- _Job_
Can you copy out the records below word for word, from their first line through the line containing "bar-2011-2014-2011-2014 (1249, 551, 1452, 787)", with both of those lines included?

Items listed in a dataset

==============================

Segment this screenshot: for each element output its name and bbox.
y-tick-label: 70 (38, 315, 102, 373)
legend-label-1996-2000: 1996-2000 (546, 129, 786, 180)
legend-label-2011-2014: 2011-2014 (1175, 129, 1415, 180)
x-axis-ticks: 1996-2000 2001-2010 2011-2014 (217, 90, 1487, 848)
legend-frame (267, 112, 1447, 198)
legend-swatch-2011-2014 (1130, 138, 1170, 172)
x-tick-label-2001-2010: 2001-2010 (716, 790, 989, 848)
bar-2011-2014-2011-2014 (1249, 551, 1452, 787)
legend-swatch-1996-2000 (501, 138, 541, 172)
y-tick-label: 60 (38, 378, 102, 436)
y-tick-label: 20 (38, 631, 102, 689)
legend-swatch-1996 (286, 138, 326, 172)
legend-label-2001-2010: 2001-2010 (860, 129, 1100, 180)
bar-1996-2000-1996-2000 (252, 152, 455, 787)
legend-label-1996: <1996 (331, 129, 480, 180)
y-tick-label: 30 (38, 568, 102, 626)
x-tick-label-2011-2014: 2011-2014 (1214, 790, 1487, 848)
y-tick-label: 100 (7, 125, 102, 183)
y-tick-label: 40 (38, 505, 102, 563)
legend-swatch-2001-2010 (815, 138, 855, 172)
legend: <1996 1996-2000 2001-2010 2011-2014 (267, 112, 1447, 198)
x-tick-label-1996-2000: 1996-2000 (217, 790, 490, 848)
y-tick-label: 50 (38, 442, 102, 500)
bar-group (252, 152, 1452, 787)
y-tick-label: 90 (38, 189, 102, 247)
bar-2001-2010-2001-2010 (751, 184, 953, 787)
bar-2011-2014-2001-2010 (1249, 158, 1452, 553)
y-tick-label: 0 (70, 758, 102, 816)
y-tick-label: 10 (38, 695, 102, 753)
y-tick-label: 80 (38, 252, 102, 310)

==============================

- _Result_
Segment this screenshot: for each element output its name and bbox.
y-tick-label: 70 (38, 315, 102, 373)
legend-label-1996-2000: 1996-2000 (546, 129, 786, 180)
legend-label-2011-2014: 2011-2014 (1175, 129, 1415, 180)
x-axis-ticks: 1996-2000 2001-2010 2011-2014 (217, 90, 1487, 848)
legend-frame (267, 112, 1447, 198)
legend-swatch-2011-2014 (1130, 138, 1170, 172)
x-tick-label-2001-2010: 2001-2010 (716, 790, 989, 848)
bar-2011-2014-2011-2014 (1249, 551, 1452, 787)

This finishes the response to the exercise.